▶ Entries provided:
=======

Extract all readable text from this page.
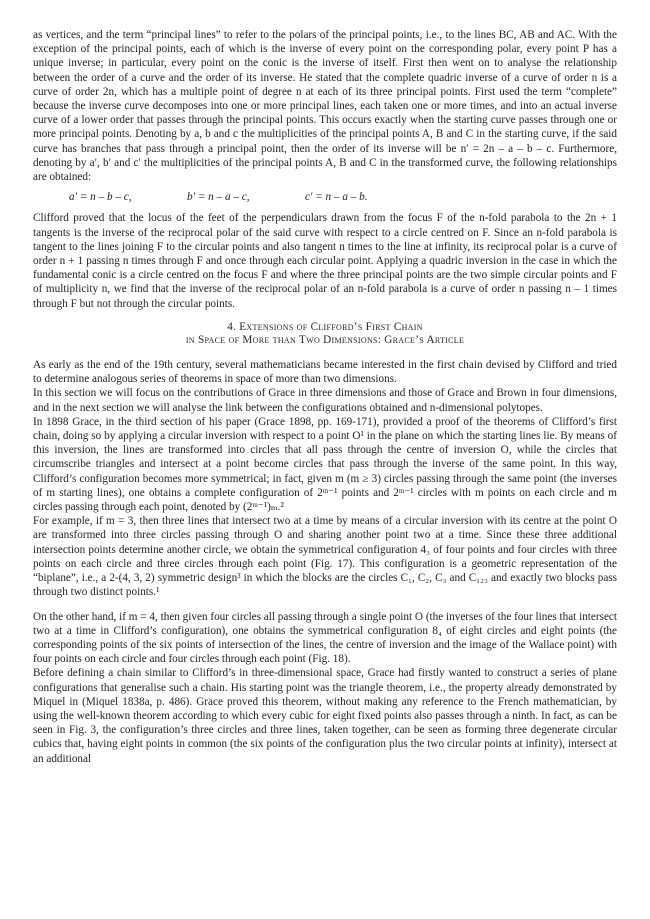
as vertices, and the term “principal lines” to refer to the polars of the principal points, i.e., to the lines BC, AB and AC. With the exception of the principal points, each of which is the inverse of every point on the corresponding polar, every point P has a unique inverse; in particular, every point on the conic is the inverse of itself. First then went on to analyse the relationship between the order of a curve and the order of its inverse. He stated that the complete quadric inverse of a curve of order n is a curve of order 2n, which has a multiple point of degree n at each of its three principal points. First used the term “complete” because the inverse curve decomposes into one or more principal lines, each taken one or more times, and into an actual inverse curve of a lower order that passes through the principal points. This occurs exactly when the starting curve passes through one or more principal points. Denoting by a, b and c the multiplicities of the principal points A, B and C in the starting curve, if the said curve has branches that pass through a principal point, then the order of its inverse will be n′ = 2n – a – b – c. Furthermore, denoting by a′, b′ and c′ the multiplicities of the principal points A, B and C in the transformed curve, the following relationships are obtained:

a′ = n – b – c,	b′ = n – a – c,	c′ = n – a – b.

Clifford proved that the locus of the feet of the perpendiculars drawn from the focus F of the n-fold parabola to the 2n + 1 tangents is the inverse of the reciprocal polar of the said curve with respect to a circle centred on F. Since an n-fold parabola is tangent to the lines joining F to the circular points and also tangent n times to the line at infinity, its reciprocal polar is a curve of order n + 1 passing n times through F and once through each circular point. Applying a quadric inversion in the case in which the fundamental conic is a circle centred on the focus F and where the three principal points are the two simple circular points and F of multiplicity n, we find that the inverse of the reciprocal polar of an n-fold parabola is a curve of order n passing n – 1 times through F but not through the circular points.

4. Extensions of Clifford’s First Chain
in Space of More than Two Dimensions: Grace’s Article

As early as the end of the 19th century, several mathematicians became interested in the first chain devised by Clifford and tried to determine analogous series of theorems in space of more than two dimensions.

In this section we will focus on the contributions of Grace in three dimensions and those of Grace and Brown in four dimensions, and in the next section we will analyse the link between the configurations obtained and n-dimensional polytopes.

In 1898 Grace, in the third section of his paper (Grace 1898, pp. 169-171), provided a proof of the theorems of Clifford’s first chain, doing so by applying a circular inversion with respect to a point O¹ in the plane on which the starting lines lie. By means of this inversion, the lines are transformed into circles that all pass through the centre of inversion O, while the circles that circumscribe triangles and intersect at a point become circles that pass through the inverse of the same point. In this way, Clifford’s configuration becomes more symmetrical; in fact, given m (m ≥ 3) circles passing through the same point (the inverses of m starting lines), one obtains a complete configuration of 2ᵐ⁻¹ points and 2ᵐ⁻¹ circles with m points on each circle and m circles passing through each point, denoted by (2ᵐ⁻¹)ₘ.²

For example, if m = 3, then three lines that intersect two at a time by means of a circular inversion with its centre at the point O are transformed into three circles passing through O and sharing another point two at a time. Since these three additional intersection points determine another circle, we obtain the symmetrical configuration 4₃ of four points and four circles with three points on each circle and three circles through each point (Fig. 17). This configuration is a geometric representation of the “biplane”, i.e., a 2-(4, 3, 2) symmetric design³ in which the blocks are the circles C₁, C₂, C₃ and C₁₂₃ and exactly two blocks pass through two distinct points.¹

On the other hand, if m = 4, then given four circles all passing through a single point O (the inverses of the four lines that intersect two at a time in Clifford’s configuration), one obtains the symmetrical configuration 8₄ of eight circles and eight points (the corresponding points of the six points of intersection of the lines, the centre of inversion and the image of the Wallace point) with four points on each circle and four circles through each point (Fig. 18).

Before defining a chain similar to Clifford’s in three-dimensional space, Grace had firstly wanted to construct a series of plane configurations that generalise such a chain. His starting point was the triangle theorem, i.e., the property already demonstrated by Miquel in (Miquel 1838a, p. 486). Grace proved this theorem, without making any reference to the French mathematician, by using the well-known theorem according to which every cubic for eight fixed points also passes through a ninth. In fact, as can be seen in Fig. 3, the configuration’s three circles and three lines, taken together, can be seen as forming three degenerate circular cubics that, having eight points in common (the six points of the configuration plus the two circular points at infinity), intersect at an additional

=======

▶ Written exercise:
Copy each line containing the word "will" from the data.

▶ Problem solution:
as vertices, and the term “principal lines” to refer to the polars of the principal points, i.e., to the lines BC, AB and AC. With the exception of the principal points, each of which is the inverse of every point on the corresponding polar, every point P has a unique inverse; in particular, every point on the conic is the inverse of itself. First then went on to analyse the relationship between the order of a curve and the order of its inverse. He stated that the complete quadric inverse of a curve of order n is a curve of order 2n, which has a multiple point of degree n at each of its three principal points. First used the term “complete” because the inverse curve decomposes into one or more principal lines, each taken one or more times, and into an actual inverse curve of a lower order that passes through the principal points. This occurs exactly when the starting curve passes through one or more principal points. Denoting by a, b and c the multiplicities of the principal points A, B and C in the starting curve, if the said curve has branches that pass through a principal point, then the order of its inverse will be n′ = 2n – a – b – c. Furthermore, denoting by a′, b′ and c′ the multiplicities of the principal points A, B and C in the transformed curve, the following relationships are obtained:
In this section we will focus on the contributions of Grace in three dimensions and those of Grace and Brown in four dimensions, and in the next section we will analyse the link between the configurations obtained and n-dimensional polytopes.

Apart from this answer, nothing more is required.